Assigned task 1 =
Answer these questions using the excerpt on living wills:
(a) Where was Hanford Pinette hospitalized?
(b) Whom did Pinette name as his surrogate or Healthcare Power of Attorney?
(c) On what date did the court issue its order in the Pinette case?
Assigned task 2 =
Decide whether each statement agrees with the excerpt on living wills. Answer yes or no, and quote the words that decide it.
(a) The court found Marjorie Nighbert competent to revoke her living will.
(b) Doctors judged Hanford Pinette's recovery to be unlikely.
(c) Alice Pinette asked the hospital to stop treating her husband.
Assigned task 3 =
Write the next part of the excerpt on living wills, beginning after the quoted court order.

Selected excerpt =
According to witnesses and a Guardian ad Litem, Marjorie begged for food. She begged for her life. The matter was brought back to the court and, though Marjorie Nighbert clearly retracted her previous directive and beseeched her caregivers for nourishment and hydration, the court ruled that she was not competent to revoke her previous living will she was dehydrated to death -- much against her desire.

Because of this particular case, how could one believe that a living will is something you can revoke at any time?

FindLaw’s article goes on to cite another morsel of advice on living wills:

“A Health Care Power of Attorney trumps a living will. A living will addresses some of the issues covered by a Health Care Power of Attorney, but does not allow for things like the withholding of food and hydration. In addition, a living will does not appoint anyone to make medical decisions in your place. A living will is only a partial safety net in the event there is nobody to assume the duties of making medical decisions on your behalf under your Health Care Power of Attorney.”

Again, this particular passage has little, if any, basis in reality. Though the language sounds correct, it overlooks what has actually happened in our courts.

In 2004, another Florida resident, Hanford Pinette fell victim to congestive heart failure and was hospitalized at Orlando’s Regional Healthcare System. He was placed on life support and recovery was determined by doctors to be “unlikely.”

Pinette also had a living will which declined life-prolonging medical treatment in the event his death was imminent. Like Marjorie Nighbert, Pinette also had named a surrogate or Healthcare Power of Attorney -- his wife, Alice.

When Orlando Regional told Alice Pinette that they intended to honor her husband’s living will and remove medical treatment from him (to allow his death), she protested and demanded that they continue to treat. Citing the fact that Hanford was alert, oriented and interactive and that no terminal prognosis had yet been tendered, Alice -- acting in accordance with her husband’s signed power of attorney directive, ordered the hospital continue his care.

They didn’t like that.

The Director of Risk Management for Orlando Regional Healthcare Systems, Inc. brought forward a petition, asking the court for authority to comply with the living will of Hanford Pinette. After a short period of legal wrangling, the court ordered on November 23, 2004:

“The Petitioner Carol Paris, an interested adult person, on behalf of Orlando Regional Healthcare System, Inc., shall implement and comply with the wishes of the Living Will of HANFORD L. PINETTE without legal recourse from the “surrogate” or any other party or entity.”

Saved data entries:

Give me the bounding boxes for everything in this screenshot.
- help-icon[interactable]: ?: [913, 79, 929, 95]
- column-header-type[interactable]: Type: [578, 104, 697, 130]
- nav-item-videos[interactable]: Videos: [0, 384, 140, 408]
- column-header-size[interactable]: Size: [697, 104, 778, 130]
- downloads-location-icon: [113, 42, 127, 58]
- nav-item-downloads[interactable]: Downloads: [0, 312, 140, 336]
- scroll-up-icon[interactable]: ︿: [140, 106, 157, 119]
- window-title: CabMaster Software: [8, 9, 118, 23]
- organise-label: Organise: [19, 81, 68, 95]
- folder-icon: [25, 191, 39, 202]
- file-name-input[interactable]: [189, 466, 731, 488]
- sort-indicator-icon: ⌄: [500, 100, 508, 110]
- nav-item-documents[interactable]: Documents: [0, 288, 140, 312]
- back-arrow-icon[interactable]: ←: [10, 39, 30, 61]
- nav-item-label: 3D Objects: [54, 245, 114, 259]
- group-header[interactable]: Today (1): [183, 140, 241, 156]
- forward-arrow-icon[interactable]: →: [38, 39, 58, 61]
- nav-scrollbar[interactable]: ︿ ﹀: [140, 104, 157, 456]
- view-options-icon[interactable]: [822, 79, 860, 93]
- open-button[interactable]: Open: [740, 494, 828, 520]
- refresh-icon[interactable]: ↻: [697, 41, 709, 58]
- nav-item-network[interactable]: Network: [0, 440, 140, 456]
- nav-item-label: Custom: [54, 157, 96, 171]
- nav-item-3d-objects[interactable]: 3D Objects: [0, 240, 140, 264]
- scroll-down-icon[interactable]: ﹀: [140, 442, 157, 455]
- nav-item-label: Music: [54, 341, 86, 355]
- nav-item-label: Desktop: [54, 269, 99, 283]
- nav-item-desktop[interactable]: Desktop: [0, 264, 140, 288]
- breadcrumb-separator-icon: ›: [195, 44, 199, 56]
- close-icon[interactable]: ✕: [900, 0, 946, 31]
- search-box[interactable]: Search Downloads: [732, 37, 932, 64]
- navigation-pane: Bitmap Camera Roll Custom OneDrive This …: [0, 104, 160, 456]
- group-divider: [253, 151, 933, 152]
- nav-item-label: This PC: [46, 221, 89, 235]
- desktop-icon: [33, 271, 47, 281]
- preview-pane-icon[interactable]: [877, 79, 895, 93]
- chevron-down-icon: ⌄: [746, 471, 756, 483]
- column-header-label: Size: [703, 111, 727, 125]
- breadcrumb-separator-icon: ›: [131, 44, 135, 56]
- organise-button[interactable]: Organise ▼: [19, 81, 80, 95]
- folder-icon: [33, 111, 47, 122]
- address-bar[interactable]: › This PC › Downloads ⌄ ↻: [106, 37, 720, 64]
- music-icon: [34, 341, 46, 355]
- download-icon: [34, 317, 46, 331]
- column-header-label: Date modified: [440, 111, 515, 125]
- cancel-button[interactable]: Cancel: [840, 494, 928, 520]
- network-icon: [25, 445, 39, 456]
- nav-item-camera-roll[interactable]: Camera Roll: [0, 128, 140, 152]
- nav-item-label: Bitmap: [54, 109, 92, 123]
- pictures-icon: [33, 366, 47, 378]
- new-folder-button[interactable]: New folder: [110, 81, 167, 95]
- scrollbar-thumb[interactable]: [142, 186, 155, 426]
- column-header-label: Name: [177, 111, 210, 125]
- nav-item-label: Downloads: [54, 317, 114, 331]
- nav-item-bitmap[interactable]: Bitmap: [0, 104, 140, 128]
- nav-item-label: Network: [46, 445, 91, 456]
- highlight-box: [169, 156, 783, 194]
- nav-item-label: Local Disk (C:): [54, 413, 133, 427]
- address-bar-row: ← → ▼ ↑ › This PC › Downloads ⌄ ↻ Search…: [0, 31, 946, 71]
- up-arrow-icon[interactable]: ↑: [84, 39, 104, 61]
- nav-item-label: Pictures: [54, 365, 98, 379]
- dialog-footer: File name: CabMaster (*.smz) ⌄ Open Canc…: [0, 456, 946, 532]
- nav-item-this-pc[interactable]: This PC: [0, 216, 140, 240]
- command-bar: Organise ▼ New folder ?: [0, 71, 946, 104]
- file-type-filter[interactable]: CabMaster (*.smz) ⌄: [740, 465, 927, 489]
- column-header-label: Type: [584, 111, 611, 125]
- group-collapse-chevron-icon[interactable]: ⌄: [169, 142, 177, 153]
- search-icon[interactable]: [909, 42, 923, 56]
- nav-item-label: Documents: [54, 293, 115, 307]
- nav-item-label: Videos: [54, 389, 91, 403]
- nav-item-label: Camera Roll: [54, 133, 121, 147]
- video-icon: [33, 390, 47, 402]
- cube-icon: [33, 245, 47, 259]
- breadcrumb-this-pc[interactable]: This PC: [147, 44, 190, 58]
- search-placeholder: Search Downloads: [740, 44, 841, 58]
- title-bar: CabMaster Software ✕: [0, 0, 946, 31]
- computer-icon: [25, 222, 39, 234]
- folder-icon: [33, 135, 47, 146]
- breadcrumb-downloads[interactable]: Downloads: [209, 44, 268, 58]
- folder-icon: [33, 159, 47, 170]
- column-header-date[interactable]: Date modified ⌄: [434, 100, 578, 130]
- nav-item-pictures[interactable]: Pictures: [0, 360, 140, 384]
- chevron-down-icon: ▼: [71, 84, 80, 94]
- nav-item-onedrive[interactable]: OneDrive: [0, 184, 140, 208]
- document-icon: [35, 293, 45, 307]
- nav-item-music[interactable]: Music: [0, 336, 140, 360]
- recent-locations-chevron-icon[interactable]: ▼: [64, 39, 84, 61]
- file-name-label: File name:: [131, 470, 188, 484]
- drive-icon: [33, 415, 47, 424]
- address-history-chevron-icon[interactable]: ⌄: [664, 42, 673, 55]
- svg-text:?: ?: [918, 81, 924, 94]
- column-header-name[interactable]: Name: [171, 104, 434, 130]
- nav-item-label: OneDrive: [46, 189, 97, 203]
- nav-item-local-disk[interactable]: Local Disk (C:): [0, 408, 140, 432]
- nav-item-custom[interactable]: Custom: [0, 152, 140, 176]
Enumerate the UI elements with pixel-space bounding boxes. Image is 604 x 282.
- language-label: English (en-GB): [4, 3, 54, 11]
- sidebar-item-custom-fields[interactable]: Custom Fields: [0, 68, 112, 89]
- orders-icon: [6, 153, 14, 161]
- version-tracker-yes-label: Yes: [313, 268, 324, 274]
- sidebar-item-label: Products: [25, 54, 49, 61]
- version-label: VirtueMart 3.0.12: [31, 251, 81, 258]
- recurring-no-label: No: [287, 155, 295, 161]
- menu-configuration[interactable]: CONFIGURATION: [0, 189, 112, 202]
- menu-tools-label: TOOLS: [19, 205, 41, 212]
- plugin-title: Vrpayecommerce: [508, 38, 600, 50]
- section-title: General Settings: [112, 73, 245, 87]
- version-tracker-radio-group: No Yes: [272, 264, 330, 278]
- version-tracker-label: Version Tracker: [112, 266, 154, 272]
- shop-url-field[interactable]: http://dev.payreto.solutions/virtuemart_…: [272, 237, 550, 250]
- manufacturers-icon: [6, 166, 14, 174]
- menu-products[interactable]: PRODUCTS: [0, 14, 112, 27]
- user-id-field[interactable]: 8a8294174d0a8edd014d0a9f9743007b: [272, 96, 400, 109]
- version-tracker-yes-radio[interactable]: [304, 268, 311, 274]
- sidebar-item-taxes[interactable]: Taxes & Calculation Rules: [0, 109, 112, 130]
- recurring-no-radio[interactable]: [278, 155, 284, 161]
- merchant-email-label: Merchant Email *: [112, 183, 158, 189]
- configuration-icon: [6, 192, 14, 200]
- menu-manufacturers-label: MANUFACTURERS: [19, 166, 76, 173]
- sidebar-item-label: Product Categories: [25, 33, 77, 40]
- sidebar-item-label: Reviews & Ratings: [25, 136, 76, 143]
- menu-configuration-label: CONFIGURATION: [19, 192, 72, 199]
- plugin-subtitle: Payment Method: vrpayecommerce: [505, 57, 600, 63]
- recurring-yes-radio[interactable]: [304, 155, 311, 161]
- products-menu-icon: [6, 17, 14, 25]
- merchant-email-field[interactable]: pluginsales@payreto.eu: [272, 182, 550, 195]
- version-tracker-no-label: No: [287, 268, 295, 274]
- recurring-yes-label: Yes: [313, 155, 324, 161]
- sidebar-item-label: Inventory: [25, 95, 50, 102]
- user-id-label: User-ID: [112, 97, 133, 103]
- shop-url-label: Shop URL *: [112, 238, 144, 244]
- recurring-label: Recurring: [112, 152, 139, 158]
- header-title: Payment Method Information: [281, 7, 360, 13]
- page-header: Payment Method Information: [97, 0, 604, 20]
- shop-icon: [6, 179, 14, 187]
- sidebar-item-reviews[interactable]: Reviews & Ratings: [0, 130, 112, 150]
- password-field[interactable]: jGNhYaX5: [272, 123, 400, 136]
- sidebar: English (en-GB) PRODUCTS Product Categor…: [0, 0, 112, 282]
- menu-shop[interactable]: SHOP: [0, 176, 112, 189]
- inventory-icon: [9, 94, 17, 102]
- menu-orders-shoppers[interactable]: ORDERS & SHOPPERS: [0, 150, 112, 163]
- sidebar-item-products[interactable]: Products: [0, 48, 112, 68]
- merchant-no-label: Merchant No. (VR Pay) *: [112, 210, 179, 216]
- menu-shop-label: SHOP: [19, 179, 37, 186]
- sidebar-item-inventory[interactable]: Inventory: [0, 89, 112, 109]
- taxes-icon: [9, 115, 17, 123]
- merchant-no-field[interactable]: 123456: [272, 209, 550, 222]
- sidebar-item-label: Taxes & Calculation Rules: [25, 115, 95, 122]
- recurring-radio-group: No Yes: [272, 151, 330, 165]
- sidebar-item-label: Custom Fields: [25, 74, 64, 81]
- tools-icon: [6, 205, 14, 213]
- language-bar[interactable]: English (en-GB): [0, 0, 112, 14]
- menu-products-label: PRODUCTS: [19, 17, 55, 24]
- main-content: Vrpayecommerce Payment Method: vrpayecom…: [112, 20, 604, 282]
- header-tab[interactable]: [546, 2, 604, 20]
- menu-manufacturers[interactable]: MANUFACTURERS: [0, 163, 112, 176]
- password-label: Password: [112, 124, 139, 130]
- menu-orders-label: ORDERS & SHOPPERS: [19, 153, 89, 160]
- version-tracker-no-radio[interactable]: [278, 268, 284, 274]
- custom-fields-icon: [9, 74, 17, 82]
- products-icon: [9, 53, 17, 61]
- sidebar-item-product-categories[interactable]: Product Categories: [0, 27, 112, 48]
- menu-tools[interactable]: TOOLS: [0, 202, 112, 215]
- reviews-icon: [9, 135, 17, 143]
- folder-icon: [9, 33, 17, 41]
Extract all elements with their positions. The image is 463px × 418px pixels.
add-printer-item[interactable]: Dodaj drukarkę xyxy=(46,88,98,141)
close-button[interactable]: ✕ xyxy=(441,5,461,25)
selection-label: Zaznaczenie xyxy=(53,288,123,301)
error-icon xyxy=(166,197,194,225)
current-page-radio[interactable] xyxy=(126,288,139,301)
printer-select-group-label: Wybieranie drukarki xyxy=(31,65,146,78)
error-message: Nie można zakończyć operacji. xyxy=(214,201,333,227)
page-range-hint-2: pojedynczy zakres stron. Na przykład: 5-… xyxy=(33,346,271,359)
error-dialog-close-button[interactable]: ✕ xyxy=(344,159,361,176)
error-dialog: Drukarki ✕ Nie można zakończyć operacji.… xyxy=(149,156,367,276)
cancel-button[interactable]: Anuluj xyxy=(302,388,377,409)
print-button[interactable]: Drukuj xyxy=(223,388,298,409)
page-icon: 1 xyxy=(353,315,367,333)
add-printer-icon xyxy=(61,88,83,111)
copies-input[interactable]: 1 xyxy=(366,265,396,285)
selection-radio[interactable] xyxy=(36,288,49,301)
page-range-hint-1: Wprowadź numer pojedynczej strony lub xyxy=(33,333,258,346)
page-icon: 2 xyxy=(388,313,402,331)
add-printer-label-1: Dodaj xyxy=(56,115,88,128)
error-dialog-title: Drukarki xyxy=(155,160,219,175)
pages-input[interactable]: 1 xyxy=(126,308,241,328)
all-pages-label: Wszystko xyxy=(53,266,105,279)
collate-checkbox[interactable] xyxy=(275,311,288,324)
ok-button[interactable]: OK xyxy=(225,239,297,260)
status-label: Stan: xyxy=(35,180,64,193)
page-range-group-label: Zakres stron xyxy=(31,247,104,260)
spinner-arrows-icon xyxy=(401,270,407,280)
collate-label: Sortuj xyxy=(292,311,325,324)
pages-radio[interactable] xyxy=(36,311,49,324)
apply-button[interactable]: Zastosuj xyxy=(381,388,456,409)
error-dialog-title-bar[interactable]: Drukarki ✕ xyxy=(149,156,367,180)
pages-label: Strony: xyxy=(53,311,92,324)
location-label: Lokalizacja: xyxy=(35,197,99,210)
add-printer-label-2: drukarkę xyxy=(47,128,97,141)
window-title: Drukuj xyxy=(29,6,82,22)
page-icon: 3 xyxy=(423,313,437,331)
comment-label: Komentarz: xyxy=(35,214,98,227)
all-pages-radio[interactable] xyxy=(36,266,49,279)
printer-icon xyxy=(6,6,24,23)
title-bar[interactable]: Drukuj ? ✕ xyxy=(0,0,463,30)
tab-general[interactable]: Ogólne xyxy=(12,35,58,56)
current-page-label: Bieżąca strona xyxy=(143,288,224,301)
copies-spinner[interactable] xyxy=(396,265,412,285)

Exercise answer 1 =
(a) Orlando's Regional Healthcare System
(b) His wife, Alice
(c) November 23, 2004

Exercise answer 2 =
(a) No: "the court ruled that she was not competent to revoke her previous living will"
(b) Yes: "recovery was determined by doctors to be “unlikely.”"
(c) No: "she protested and demanded that they continue to treat"

Exercise answer 3 =
So, it would seem, that the notion that a surrogate trumps a living will is either severely out-moded or just plain false.

FindLaw’s article also states that a living will is not intended to deny one’s self the provisions of assisted nourishment and hydration. However, as we’ve seen in the cases of Terri Schiavo, Robert Wendland, Nancy Cruzan, Michael Martin and countless others, the unwritten, unspoken, nonexistent and even imaginery living will is sufficient to get the job done. In all of these cases, testimony of involved parties was enough to embolden the courts to strip basic provisions from non-dying persons with the sole objective of turning them into dead persons.

If you can’t trust what you read, what can you trust?

Again, the answer may obtainable only in doing some due diligence and giving long and careful thought to how you value yourself before you start signing your life away. Sadly, most people don’t trouble themselves with the exercise. Instead, many look at people in compromised health or living with neurological injuries and decide that these are just no longer people.

If you’ve ever felt that way for a moment, try not to feel overwhelmingly guilty as you’re not alone. Our courts seem to embrace that sentiment with enthusiasm.

And, as long as people continue to sit with such apathy, they risk becoming just another one in a long list of people who fall prey to the courts and to notion that living wills aren’t dangerous weapons.

 

Pamela F. Hennessy is the Founder of the Partnership for Medical Ethics Reform (www.forethics.com) and volunteered as a representative of the Terri Schindler-Schiavo Foundation from 2002 to 2006.